**TASK TO COMPLETE**
Print every entry, word for word, and skip the images.

________________________

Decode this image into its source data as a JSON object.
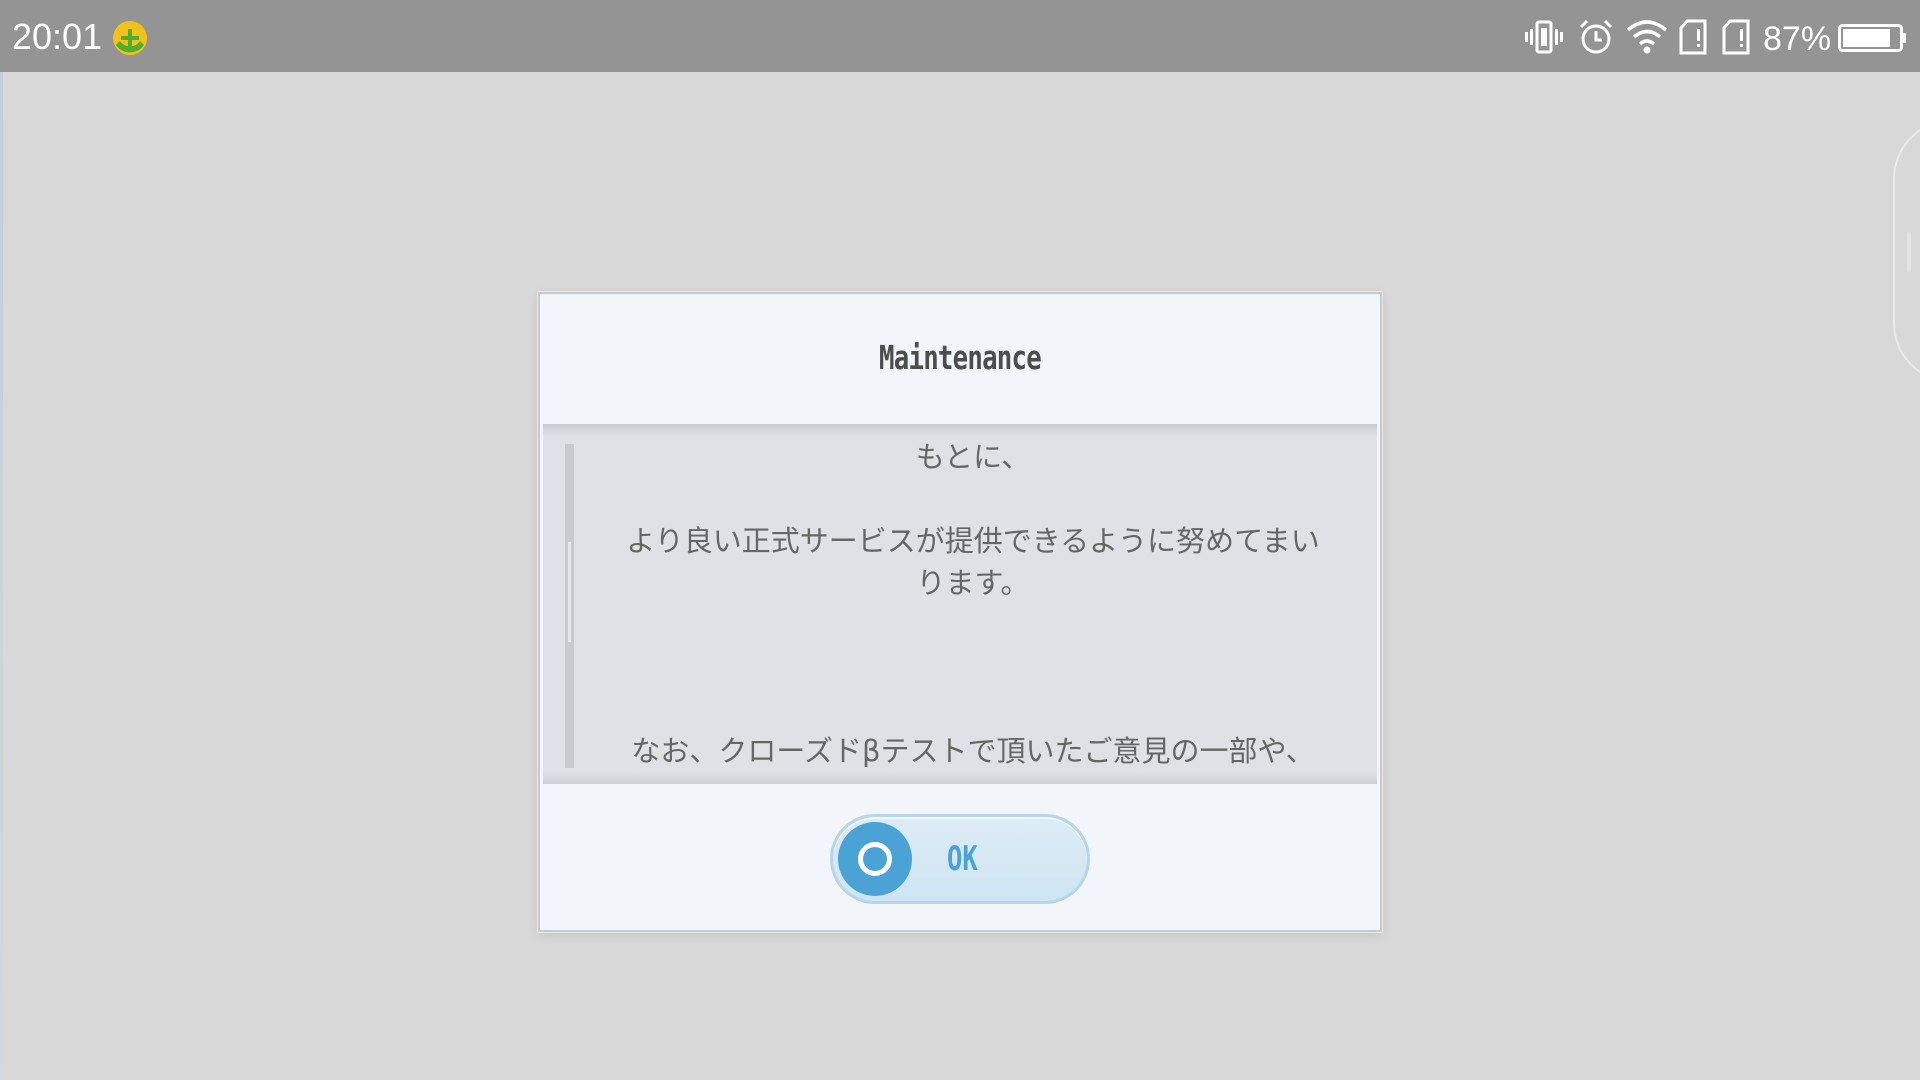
{
  "status_bar": {
    "time": "20:01",
    "app_icon": "green-plus-badge-icon",
    "icons": [
      "vibrate-icon",
      "alarm-icon",
      "wifi-icon",
      "sim-card-1-icon",
      "sim-card-2-icon",
      "battery-icon"
    ],
    "battery_percent": "87%",
    "battery_level": 0.87
  },
  "dialog": {
    "title": "Maintenance",
    "body_lines": [
      "もとに、",
      "より良い正式サービスが提供できるように努めてまい",
      "ります。",
      "なお、クローズドβテストで頂いたご意見の一部や、"
    ],
    "ok_button": {
      "label": "OK",
      "icon": "circle-button-icon"
    }
  },
  "colors": {
    "status_bar_bg": "#949494",
    "screen_bg": "#d8d8d8",
    "dialog_bg": "#f2f5fa",
    "body_bg": "#dfe1e4",
    "accent": "#4aa3d4"
  }
}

________________________

**TASK ANSWER**
Decode this image into its source data as a JSON object.
{
  "status_bar": {
    "time": "20:01",
    "app_icon": "green-plus-badge-icon",
    "icons": [
      "vibrate-icon",
      "alarm-icon",
      "wifi-icon",
      "sim-card-1-icon",
      "sim-card-2-icon",
      "battery-icon"
    ],
    "battery_percent": "87%",
    "battery_level": 0.87
  },
  "dialog": {
    "title": "Maintenance",
    "body_lines": [
      "もとに、",
      "より良い正式サービスが提供できるように努めてまい",
      "ります。",
      "なお、クローズドβテストで頂いたご意見の一部や、"
    ],
    "ok_button": {
      "label": "OK",
      "icon": "circle-button-icon"
    }
  },
  "colors": {
    "status_bar_bg": "#949494",
    "screen_bg": "#d8d8d8",
    "dialog_bg": "#f2f5fa",
    "body_bg": "#dfe1e4",
    "accent": "#4aa3d4"
  }
}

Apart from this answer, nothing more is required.